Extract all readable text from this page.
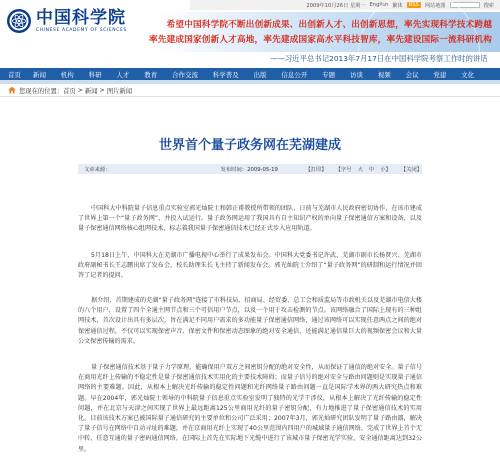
中国科学院
CHINESE ACADEMY OF SCIENCES
2009年10月26日 星期一 English	搜索
希望中国科学院不断出创新成果、出创新人才、出创新思想，率先实现科学技术跨越
率先建成国家创新人才高地，率先建成国家高水平科技智库，率先建设国际一流科研机构
——习近平总书记2013年7月17日在中国科学院考察工作时的讲话
首页 新闻 机构 科研 人才 教育 合作交流 科学普及 出版 信息公开 专题 访谈 视频 会议 党建 文化
您现在的位置： 首页 > 新闻 > 图片新闻
世界首个量子政务网在芜湖建成
文章来源：	发布时间：2009-05-19	【打印】 【字号 大 中 小】 【关闭】

中国科大中科院量子信息重点实验室郭光灿院士和韩正甫教授所带领的团队，日前与芜湖市人民政府密切协作，在该市建成了世界上第一个“量子政务网”，并投入试运行。量子政务网运用了我国具有自主知识产权的单向量子保密通信方案和设备，以及量子保密通信网络核心组网技术，标志着我国量子保密通信技术已经正式步入应用轨道。

5月18日上午，中国科大在芜湖市广播电视中心举行了成果发布会。中国科大党委书记许武、芜湖市副市长杨贤兴、芜湖市政府副秘书长王志鹏出席了发布会。校长助理朱长飞主持了新闻发布会。郭光灿院士介绍了“量子政务网”的研制和运行情况并回答了记者的提问。

据介绍，首期建成的芜湖“量子政务网”连接了市科技局、招商局、经贸委、总工会和质监局等市政机关以及芜湖市电信大楼的八个用户，设置了四个全通主网节点和三个可信用户节点，以及一个用于攻击检测的节点。该网络融合了国际上现有的三种组网技术，首次设计出具有多层次，旨在满足不同用户需求的多功能量子保密通信网络，通过该网络可以实现任意两点之间的绝对保密通信过程，不仅可以实现保密声音、保密文件和保密动态图象的绝对安全通信，还能满足通信量巨大的视频保密会议和大量公文保密传输的需求。

量子保密通信技术基于量子力学原理，能确保用户双方之间密钥分配的绝对安全性，从而保证了通信的绝对安全。量子信号在商用光纤上传输的不稳定性是量子保密通信技术实用化的主要技术障碍；而量子信号的绝对安全与路由问题则是实现量子通信网络的主要难题。因此，从根本上解决光纤传输的稳定性问题和光纤网络量子路由问题一直是国际学术界的两大研究热点和难题。早在2004年，郭光灿院士领导的中科院量子信息重点实验室发明了独特的光学干涉仪，从根本上解决了光纤传输的稳定性问题，并在北京与天津之间实现了世界上最远距离125公里商用光纤的量子密钥分配，有力地推进了量子保密通信技术的实用化。目前该技术方案已被国际量子通信研究的主要单位和公司广泛采用；2007年3月，郭光灿研究团队发明了量子路由器，解决了量子信号在网络中自动寻址的难题，并在京商用光纤上实现了40公里范围内四用户的城域量子通信网络，完成了世界上首个无中转、任意互通的量子密码通信网络，在国际上首先在实际地下光缆中进行了该城市量子保密光学实验，安全通信距离达到32公里。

-*-*-

▶ [THE TASK]: Leave every image out, and retype the material exactly.

▶ [RESULT OF THIS EXERCISE]:
Extract all readable text from this page.
中国科学院
CHINESE ACADEMY OF SCIENCES
2009年10月26日 星期一 English	搜索
希望中国科学院不断出创新成果、出创新人才、出创新思想，率先实现科学技术跨越
率先建成国家创新人才高地，率先建成国家高水平科技智库，率先建设国际一流科研机构
——习近平总书记2013年7月17日在中国科学院考察工作时的讲话
首页 新闻 机构 科研 人才 教育 合作交流 科学普及 出版 信息公开 专题 访谈 视频 会议 党建 文化
您现在的位置： 首页 > 新闻 > 图片新闻
世界首个量子政务网在芜湖建成
文章来源：	发布时间：2009-05-19	【打印】 【字号 大 中 小】 【关闭】

中国科大中科院量子信息重点实验室郭光灿院士和韩正甫教授所带领的团队，日前与芜湖市人民政府密切协作，在该市建成了世界上第一个“量子政务网”，并投入试运行。量子政务网运用了我国具有自主知识产权的单向量子保密通信方案和设备，以及量子保密通信网络核心组网技术，标志着我国量子保密通信技术已经正式步入应用轨道。

5月18日上午，中国科大在芜湖市广播电视中心举行了成果发布会。中国科大党委书记许武、芜湖市副市长杨贤兴、芜湖市政府副秘书长王志鹏出席了发布会。校长助理朱长飞主持了新闻发布会。郭光灿院士介绍了“量子政务网”的研制和运行情况并回答了记者的提问。

据介绍，首期建成的芜湖“量子政务网”连接了市科技局、招商局、经贸委、总工会和质监局等市政机关以及芜湖市电信大楼的八个用户，设置了四个全通主网节点和三个可信用户节点，以及一个用于攻击检测的节点。该网络融合了国际上现有的三种组网技术，首次设计出具有多层次，旨在满足不同用户需求的多功能量子保密通信网络，通过该网络可以实现任意两点之间的绝对保密通信过程，不仅可以实现保密声音、保密文件和保密动态图象的绝对安全通信，还能满足通信量巨大的视频保密会议和大量公文保密传输的需求。

量子保密通信技术基于量子力学原理，能确保用户双方之间密钥分配的绝对安全性，从而保证了通信的绝对安全。量子信号在商用光纤上传输的不稳定性是量子保密通信技术实用化的主要技术障碍；而量子信号的绝对安全与路由问题则是实现量子通信网络的主要难题。因此，从根本上解决光纤传输的稳定性问题和光纤网络量子路由问题一直是国际学术界的两大研究热点和难题。早在2004年，郭光灿院士领导的中科院量子信息重点实验室发明了独特的光学干涉仪，从根本上解决了光纤传输的稳定性问题，并在北京与天津之间实现了世界上最远距离125公里商用光纤的量子密钥分配，有力地推进了量子保密通信技术的实用化。目前该技术方案已被国际量子通信研究的主要单位和公司广泛采用；2007年3月，郭光灿研究团队发明了量子路由器，解决了量子信号在网络中自动寻址的难题，并在京商用光纤上实现了40公里范围内四用户的城域量子通信网络，完成了世界上首个无中转、任意互通的量子密码通信网络，在国际上首先在实际地下光缆中进行了该城市量子保密光学实验，安全通信距离达到32公里。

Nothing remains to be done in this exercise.